[Figure content listings]
------

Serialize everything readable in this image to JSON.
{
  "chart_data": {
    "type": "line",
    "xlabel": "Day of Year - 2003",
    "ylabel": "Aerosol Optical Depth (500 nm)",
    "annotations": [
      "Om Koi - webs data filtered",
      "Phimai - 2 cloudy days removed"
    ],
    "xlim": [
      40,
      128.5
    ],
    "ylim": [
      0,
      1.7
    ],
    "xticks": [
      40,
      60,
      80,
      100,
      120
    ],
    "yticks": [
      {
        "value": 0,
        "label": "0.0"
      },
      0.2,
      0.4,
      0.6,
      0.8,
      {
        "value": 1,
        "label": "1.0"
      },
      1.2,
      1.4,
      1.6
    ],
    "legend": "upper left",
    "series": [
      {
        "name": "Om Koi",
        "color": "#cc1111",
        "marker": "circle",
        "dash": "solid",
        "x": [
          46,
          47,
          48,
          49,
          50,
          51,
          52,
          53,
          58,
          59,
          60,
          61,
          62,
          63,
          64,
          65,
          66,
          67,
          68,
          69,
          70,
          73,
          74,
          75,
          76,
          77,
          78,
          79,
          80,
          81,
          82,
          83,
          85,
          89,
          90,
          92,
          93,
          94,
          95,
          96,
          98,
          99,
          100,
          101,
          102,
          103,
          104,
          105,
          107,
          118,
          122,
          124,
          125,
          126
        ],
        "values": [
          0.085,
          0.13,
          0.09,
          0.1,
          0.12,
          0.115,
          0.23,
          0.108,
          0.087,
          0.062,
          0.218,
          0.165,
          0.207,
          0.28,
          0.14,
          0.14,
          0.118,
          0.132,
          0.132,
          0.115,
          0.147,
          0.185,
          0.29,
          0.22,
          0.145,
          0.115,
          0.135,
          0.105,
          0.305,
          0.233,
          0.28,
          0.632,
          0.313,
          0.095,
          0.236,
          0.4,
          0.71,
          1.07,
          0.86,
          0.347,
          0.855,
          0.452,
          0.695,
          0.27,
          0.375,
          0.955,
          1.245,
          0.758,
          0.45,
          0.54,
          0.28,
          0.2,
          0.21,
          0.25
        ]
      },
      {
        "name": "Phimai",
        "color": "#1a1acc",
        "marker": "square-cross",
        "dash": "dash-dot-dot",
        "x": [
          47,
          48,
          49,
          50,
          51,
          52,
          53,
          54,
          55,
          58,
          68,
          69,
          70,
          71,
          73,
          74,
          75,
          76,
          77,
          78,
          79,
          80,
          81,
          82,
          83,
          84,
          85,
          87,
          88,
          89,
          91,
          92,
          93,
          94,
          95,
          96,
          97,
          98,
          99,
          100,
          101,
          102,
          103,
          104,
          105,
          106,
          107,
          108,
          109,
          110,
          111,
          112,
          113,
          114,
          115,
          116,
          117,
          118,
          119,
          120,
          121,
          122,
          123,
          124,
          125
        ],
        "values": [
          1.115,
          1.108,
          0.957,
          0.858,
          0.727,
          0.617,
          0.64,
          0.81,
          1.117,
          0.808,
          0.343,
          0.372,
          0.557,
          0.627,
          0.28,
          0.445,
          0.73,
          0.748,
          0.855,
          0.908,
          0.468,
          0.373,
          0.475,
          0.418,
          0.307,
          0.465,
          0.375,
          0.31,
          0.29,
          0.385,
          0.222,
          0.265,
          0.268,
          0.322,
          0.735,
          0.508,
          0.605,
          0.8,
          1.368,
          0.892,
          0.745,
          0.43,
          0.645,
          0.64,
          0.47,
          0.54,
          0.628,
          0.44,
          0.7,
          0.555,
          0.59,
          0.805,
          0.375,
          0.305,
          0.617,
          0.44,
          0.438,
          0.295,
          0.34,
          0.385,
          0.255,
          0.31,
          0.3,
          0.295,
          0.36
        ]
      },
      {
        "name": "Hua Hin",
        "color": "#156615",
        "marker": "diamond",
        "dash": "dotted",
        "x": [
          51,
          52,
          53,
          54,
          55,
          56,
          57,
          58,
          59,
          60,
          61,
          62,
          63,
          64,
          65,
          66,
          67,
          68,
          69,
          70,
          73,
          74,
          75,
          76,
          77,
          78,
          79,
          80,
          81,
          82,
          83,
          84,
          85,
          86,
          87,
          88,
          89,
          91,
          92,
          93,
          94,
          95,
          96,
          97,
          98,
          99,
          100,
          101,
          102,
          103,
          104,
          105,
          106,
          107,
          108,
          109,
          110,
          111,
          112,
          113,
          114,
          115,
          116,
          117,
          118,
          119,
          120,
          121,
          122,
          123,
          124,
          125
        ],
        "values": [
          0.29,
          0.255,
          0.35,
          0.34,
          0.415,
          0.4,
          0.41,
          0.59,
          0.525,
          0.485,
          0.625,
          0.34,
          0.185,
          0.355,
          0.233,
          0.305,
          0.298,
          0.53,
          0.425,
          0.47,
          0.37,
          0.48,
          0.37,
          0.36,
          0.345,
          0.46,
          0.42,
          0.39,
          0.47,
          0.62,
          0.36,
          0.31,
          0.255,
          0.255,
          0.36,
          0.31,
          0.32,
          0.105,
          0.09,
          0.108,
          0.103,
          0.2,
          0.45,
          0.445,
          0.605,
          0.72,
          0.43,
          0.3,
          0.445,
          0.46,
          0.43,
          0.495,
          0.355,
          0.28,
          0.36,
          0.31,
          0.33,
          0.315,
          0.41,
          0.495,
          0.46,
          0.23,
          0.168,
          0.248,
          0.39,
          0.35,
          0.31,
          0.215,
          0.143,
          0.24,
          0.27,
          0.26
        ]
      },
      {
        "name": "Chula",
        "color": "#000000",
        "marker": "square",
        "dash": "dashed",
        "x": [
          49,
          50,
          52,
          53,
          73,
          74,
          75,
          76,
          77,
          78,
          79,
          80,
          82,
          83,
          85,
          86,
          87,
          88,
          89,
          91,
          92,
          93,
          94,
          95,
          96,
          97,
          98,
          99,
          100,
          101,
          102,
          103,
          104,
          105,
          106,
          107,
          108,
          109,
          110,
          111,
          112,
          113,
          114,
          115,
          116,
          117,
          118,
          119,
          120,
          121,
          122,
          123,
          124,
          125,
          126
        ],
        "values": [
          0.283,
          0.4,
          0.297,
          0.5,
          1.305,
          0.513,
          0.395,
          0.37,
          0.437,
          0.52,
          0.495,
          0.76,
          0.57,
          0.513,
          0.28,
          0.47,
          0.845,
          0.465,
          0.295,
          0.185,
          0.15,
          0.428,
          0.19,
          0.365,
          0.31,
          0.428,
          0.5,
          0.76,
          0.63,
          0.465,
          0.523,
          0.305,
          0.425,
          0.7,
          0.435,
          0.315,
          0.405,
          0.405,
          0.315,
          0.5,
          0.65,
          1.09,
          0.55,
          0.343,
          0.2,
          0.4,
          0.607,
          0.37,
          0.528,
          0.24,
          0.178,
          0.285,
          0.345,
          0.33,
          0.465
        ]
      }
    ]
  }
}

------

* Stated exercise
Reproduce every record above exactly as it appears.

* Answer to the task
Serialize everything readable in this image to JSON.
{
  "chart_data": {
    "type": "line",
    "xlabel": "Day of Year - 2003",
    "ylabel": "Aerosol Optical Depth (500 nm)",
    "annotations": [
      "Om Koi - webs data filtered",
      "Phimai - 2 cloudy days removed"
    ],
    "xlim": [
      40,
      128.5
    ],
    "ylim": [
      0,
      1.7
    ],
    "xticks": [
      40,
      60,
      80,
      100,
      120
    ],
    "yticks": [
      {
        "value": 0,
        "label": "0.0"
      },
      0.2,
      0.4,
      0.6,
      0.8,
      {
        "value": 1,
        "label": "1.0"
      },
      1.2,
      1.4,
      1.6
    ],
    "legend": "upper left",
    "series": [
      {
        "name": "Om Koi",
        "color": "#cc1111",
        "marker": "circle",
        "dash": "solid",
        "x": [
          46,
          47,
          48,
          49,
          50,
          51,
          52,
          53,
          58,
          59,
          60,
          61,
          62,
          63,
          64,
          65,
          66,
          67,
          68,
          69,
          70,
          73,
          74,
          75,
          76,
          77,
          78,
          79,
          80,
          81,
          82,
          83,
          85,
          89,
          90,
          92,
          93,
          94,
          95,
          96,
          98,
          99,
          100,
          101,
          102,
          103,
          104,
          105,
          107,
          118,
          122,
          124,
          125,
          126
        ],
        "values": [
          0.085,
          0.13,
          0.09,
          0.1,
          0.12,
          0.115,
          0.23,
          0.108,
          0.087,
          0.062,
          0.218,
          0.165,
          0.207,
          0.28,
          0.14,
          0.14,
          0.118,
          0.132,
          0.132,
          0.115,
          0.147,
          0.185,
          0.29,
          0.22,
          0.145,
          0.115,
          0.135,
          0.105,
          0.305,
          0.233,
          0.28,
          0.632,
          0.313,
          0.095,
          0.236,
          0.4,
          0.71,
          1.07,
          0.86,
          0.347,
          0.855,
          0.452,
          0.695,
          0.27,
          0.375,
          0.955,
          1.245,
          0.758,
          0.45,
          0.54,
          0.28,
          0.2,
          0.21,
          0.25
        ]
      },
      {
        "name": "Phimai",
        "color": "#1a1acc",
        "marker": "square-cross",
        "dash": "dash-dot-dot",
        "x": [
          47,
          48,
          49,
          50,
          51,
          52,
          53,
          54,
          55,
          58,
          68,
          69,
          70,
          71,
          73,
          74,
          75,
          76,
          77,
          78,
          79,
          80,
          81,
          82,
          83,
          84,
          85,
          87,
          88,
          89,
          91,
          92,
          93,
          94,
          95,
          96,
          97,
          98,
          99,
          100,
          101,
          102,
          103,
          104,
          105,
          106,
          107,
          108,
          109,
          110,
          111,
          112,
          113,
          114,
          115,
          116,
          117,
          118,
          119,
          120,
          121,
          122,
          123,
          124,
          125
        ],
        "values": [
          1.115,
          1.108,
          0.957,
          0.858,
          0.727,
          0.617,
          0.64,
          0.81,
          1.117,
          0.808,
          0.343,
          0.372,
          0.557,
          0.627,
          0.28,
          0.445,
          0.73,
          0.748,
          0.855,
          0.908,
          0.468,
          0.373,
          0.475,
          0.418,
          0.307,
          0.465,
          0.375,
          0.31,
          0.29,
          0.385,
          0.222,
          0.265,
          0.268,
          0.322,
          0.735,
          0.508,
          0.605,
          0.8,
          1.368,
          0.892,
          0.745,
          0.43,
          0.645,
          0.64,
          0.47,
          0.54,
          0.628,
          0.44,
          0.7,
          0.555,
          0.59,
          0.805,
          0.375,
          0.305,
          0.617,
          0.44,
          0.438,
          0.295,
          0.34,
          0.385,
          0.255,
          0.31,
          0.3,
          0.295,
          0.36
        ]
      },
      {
        "name": "Hua Hin",
        "color": "#156615",
        "marker": "diamond",
        "dash": "dotted",
        "x": [
          51,
          52,
          53,
          54,
          55,
          56,
          57,
          58,
          59,
          60,
          61,
          62,
          63,
          64,
          65,
          66,
          67,
          68,
          69,
          70,
          73,
          74,
          75,
          76,
          77,
          78,
          79,
          80,
          81,
          82,
          83,
          84,
          85,
          86,
          87,
          88,
          89,
          91,
          92,
          93,
          94,
          95,
          96,
          97,
          98,
          99,
          100,
          101,
          102,
          103,
          104,
          105,
          106,
          107,
          108,
          109,
          110,
          111,
          112,
          113,
          114,
          115,
          116,
          117,
          118,
          119,
          120,
          121,
          122,
          123,
          124,
          125
        ],
        "values": [
          0.29,
          0.255,
          0.35,
          0.34,
          0.415,
          0.4,
          0.41,
          0.59,
          0.525,
          0.485,
          0.625,
          0.34,
          0.185,
          0.355,
          0.233,
          0.305,
          0.298,
          0.53,
          0.425,
          0.47,
          0.37,
          0.48,
          0.37,
          0.36,
          0.345,
          0.46,
          0.42,
          0.39,
          0.47,
          0.62,
          0.36,
          0.31,
          0.255,
          0.255,
          0.36,
          0.31,
          0.32,
          0.105,
          0.09,
          0.108,
          0.103,
          0.2,
          0.45,
          0.445,
          0.605,
          0.72,
          0.43,
          0.3,
          0.445,
          0.46,
          0.43,
          0.495,
          0.355,
          0.28,
          0.36,
          0.31,
          0.33,
          0.315,
          0.41,
          0.495,
          0.46,
          0.23,
          0.168,
          0.248,
          0.39,
          0.35,
          0.31,
          0.215,
          0.143,
          0.24,
          0.27,
          0.26
        ]
      },
      {
        "name": "Chula",
        "color": "#000000",
        "marker": "square",
        "dash": "dashed",
        "x": [
          49,
          50,
          52,
          53,
          73,
          74,
          75,
          76,
          77,
          78,
          79,
          80,
          82,
          83,
          85,
          86,
          87,
          88,
          89,
          91,
          92,
          93,
          94,
          95,
          96,
          97,
          98,
          99,
          100,
          101,
          102,
          103,
          104,
          105,
          106,
          107,
          108,
          109,
          110,
          111,
          112,
          113,
          114,
          115,
          116,
          117,
          118,
          119,
          120,
          121,
          122,
          123,
          124,
          125,
          126
        ],
        "values": [
          0.283,
          0.4,
          0.297,
          0.5,
          1.305,
          0.513,
          0.395,
          0.37,
          0.437,
          0.52,
          0.495,
          0.76,
          0.57,
          0.513,
          0.28,
          0.47,
          0.845,
          0.465,
          0.295,
          0.185,
          0.15,
          0.428,
          0.19,
          0.365,
          0.31,
          0.428,
          0.5,
          0.76,
          0.63,
          0.465,
          0.523,
          0.305,
          0.425,
          0.7,
          0.435,
          0.315,
          0.405,
          0.405,
          0.315,
          0.5,
          0.65,
          1.09,
          0.55,
          0.343,
          0.2,
          0.4,
          0.607,
          0.37,
          0.528,
          0.24,
          0.178,
          0.285,
          0.345,
          0.33,
          0.465
        ]
      }
    ]
  }
}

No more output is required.